(Items from a figure collection)
===============

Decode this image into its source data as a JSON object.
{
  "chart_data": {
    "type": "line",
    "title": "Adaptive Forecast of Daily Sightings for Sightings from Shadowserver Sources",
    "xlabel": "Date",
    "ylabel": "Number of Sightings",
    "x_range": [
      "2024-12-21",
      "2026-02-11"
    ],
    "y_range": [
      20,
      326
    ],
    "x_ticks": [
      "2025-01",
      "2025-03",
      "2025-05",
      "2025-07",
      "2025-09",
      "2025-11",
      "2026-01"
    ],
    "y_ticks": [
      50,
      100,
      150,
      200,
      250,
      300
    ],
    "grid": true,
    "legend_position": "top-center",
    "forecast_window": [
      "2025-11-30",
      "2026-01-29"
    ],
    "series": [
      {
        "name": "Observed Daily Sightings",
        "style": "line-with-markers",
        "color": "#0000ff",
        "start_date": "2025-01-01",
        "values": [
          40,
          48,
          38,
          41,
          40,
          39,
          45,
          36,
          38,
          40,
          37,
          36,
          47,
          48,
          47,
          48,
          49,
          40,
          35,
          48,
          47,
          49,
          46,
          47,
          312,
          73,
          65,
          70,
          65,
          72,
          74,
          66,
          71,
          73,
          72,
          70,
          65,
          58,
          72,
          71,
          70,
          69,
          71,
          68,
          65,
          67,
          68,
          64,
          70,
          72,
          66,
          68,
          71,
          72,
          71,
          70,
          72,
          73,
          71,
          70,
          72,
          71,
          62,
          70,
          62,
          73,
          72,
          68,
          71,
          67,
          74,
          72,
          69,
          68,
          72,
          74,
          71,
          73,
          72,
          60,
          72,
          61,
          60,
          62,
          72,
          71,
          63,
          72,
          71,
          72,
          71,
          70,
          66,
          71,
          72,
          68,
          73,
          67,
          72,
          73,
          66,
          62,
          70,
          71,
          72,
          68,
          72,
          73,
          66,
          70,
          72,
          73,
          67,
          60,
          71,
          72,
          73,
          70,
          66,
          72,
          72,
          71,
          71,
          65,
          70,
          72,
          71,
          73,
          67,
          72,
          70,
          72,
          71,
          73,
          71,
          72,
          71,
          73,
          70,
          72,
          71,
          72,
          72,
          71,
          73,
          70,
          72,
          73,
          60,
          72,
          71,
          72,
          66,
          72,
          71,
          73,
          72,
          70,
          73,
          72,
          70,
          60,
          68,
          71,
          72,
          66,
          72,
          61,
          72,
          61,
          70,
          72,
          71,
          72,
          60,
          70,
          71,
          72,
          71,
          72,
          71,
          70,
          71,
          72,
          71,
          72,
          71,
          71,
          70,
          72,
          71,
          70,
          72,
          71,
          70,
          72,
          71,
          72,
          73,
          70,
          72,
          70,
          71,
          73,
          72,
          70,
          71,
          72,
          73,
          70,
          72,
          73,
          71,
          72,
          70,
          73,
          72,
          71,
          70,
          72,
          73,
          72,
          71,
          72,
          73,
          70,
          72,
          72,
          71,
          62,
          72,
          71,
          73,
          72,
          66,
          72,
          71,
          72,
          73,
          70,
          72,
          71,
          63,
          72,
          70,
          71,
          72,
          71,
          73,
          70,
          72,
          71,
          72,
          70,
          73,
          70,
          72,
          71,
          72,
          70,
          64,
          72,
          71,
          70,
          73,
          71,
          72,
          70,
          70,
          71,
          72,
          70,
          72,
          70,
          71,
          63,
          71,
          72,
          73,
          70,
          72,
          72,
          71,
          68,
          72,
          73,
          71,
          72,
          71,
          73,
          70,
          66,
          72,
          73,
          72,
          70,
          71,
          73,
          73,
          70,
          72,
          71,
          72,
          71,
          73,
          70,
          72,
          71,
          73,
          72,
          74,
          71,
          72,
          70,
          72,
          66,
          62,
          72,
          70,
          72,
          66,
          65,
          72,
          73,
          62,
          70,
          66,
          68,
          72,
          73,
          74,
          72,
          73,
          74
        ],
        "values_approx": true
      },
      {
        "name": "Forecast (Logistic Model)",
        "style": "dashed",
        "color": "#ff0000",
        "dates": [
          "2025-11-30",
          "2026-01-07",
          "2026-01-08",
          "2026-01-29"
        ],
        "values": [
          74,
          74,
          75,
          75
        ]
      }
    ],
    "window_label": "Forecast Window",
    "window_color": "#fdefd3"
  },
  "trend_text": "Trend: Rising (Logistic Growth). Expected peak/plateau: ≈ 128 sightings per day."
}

===============

» **PROBLEM DETAILS**:
Output the whole listing above again, word for word.

» **TASK OUTPUT**:
Decode this image into its source data as a JSON object.
{
  "chart_data": {
    "type": "line",
    "title": "Adaptive Forecast of Daily Sightings for Sightings from Shadowserver Sources",
    "xlabel": "Date",
    "ylabel": "Number of Sightings",
    "x_range": [
      "2024-12-21",
      "2026-02-11"
    ],
    "y_range": [
      20,
      326
    ],
    "x_ticks": [
      "2025-01",
      "2025-03",
      "2025-05",
      "2025-07",
      "2025-09",
      "2025-11",
      "2026-01"
    ],
    "y_ticks": [
      50,
      100,
      150,
      200,
      250,
      300
    ],
    "grid": true,
    "legend_position": "top-center",
    "forecast_window": [
      "2025-11-30",
      "2026-01-29"
    ],
    "series": [
      {
        "name": "Observed Daily Sightings",
        "style": "line-with-markers",
        "color": "#0000ff",
        "start_date": "2025-01-01",
        "values": [
          40,
          48,
          38,
          41,
          40,
          39,
          45,
          36,
          38,
          40,
          37,
          36,
          47,
          48,
          47,
          48,
          49,
          40,
          35,
          48,
          47,
          49,
          46,
          47,
          312,
          73,
          65,
          70,
          65,
          72,
          74,
          66,
          71,
          73,
          72,
          70,
          65,
          58,
          72,
          71,
          70,
          69,
          71,
          68,
          65,
          67,
          68,
          64,
          70,
          72,
          66,
          68,
          71,
          72,
          71,
          70,
          72,
          73,
          71,
          70,
          72,
          71,
          62,
          70,
          62,
          73,
          72,
          68,
          71,
          67,
          74,
          72,
          69,
          68,
          72,
          74,
          71,
          73,
          72,
          60,
          72,
          61,
          60,
          62,
          72,
          71,
          63,
          72,
          71,
          72,
          71,
          70,
          66,
          71,
          72,
          68,
          73,
          67,
          72,
          73,
          66,
          62,
          70,
          71,
          72,
          68,
          72,
          73,
          66,
          70,
          72,
          73,
          67,
          60,
          71,
          72,
          73,
          70,
          66,
          72,
          72,
          71,
          71,
          65,
          70,
          72,
          71,
          73,
          67,
          72,
          70,
          72,
          71,
          73,
          71,
          72,
          71,
          73,
          70,
          72,
          71,
          72,
          72,
          71,
          73,
          70,
          72,
          73,
          60,
          72,
          71,
          72,
          66,
          72,
          71,
          73,
          72,
          70,
          73,
          72,
          70,
          60,
          68,
          71,
          72,
          66,
          72,
          61,
          72,
          61,
          70,
          72,
          71,
          72,
          60,
          70,
          71,
          72,
          71,
          72,
          71,
          70,
          71,
          72,
          71,
          72,
          71,
          71,
          70,
          72,
          71,
          70,
          72,
          71,
          70,
          72,
          71,
          72,
          73,
          70,
          72,
          70,
          71,
          73,
          72,
          70,
          71,
          72,
          73,
          70,
          72,
          73,
          71,
          72,
          70,
          73,
          72,
          71,
          70,
          72,
          73,
          72,
          71,
          72,
          73,
          70,
          72,
          72,
          71,
          62,
          72,
          71,
          73,
          72,
          66,
          72,
          71,
          72,
          73,
          70,
          72,
          71,
          63,
          72,
          70,
          71,
          72,
          71,
          73,
          70,
          72,
          71,
          72,
          70,
          73,
          70,
          72,
          71,
          72,
          70,
          64,
          72,
          71,
          70,
          73,
          71,
          72,
          70,
          70,
          71,
          72,
          70,
          72,
          70,
          71,
          63,
          71,
          72,
          73,
          70,
          72,
          72,
          71,
          68,
          72,
          73,
          71,
          72,
          71,
          73,
          70,
          66,
          72,
          73,
          72,
          70,
          71,
          73,
          73,
          70,
          72,
          71,
          72,
          71,
          73,
          70,
          72,
          71,
          73,
          72,
          74,
          71,
          72,
          70,
          72,
          66,
          62,
          72,
          70,
          72,
          66,
          65,
          72,
          73,
          62,
          70,
          66,
          68,
          72,
          73,
          74,
          72,
          73,
          74
        ],
        "values_approx": true
      },
      {
        "name": "Forecast (Logistic Model)",
        "style": "dashed",
        "color": "#ff0000",
        "dates": [
          "2025-11-30",
          "2026-01-07",
          "2026-01-08",
          "2026-01-29"
        ],
        "values": [
          74,
          74,
          75,
          75
        ]
      }
    ],
    "window_label": "Forecast Window",
    "window_color": "#fdefd3"
  },
  "trend_text": "Trend: Rising (Logistic Growth). Expected peak/plateau: ≈ 128 sightings per day."
}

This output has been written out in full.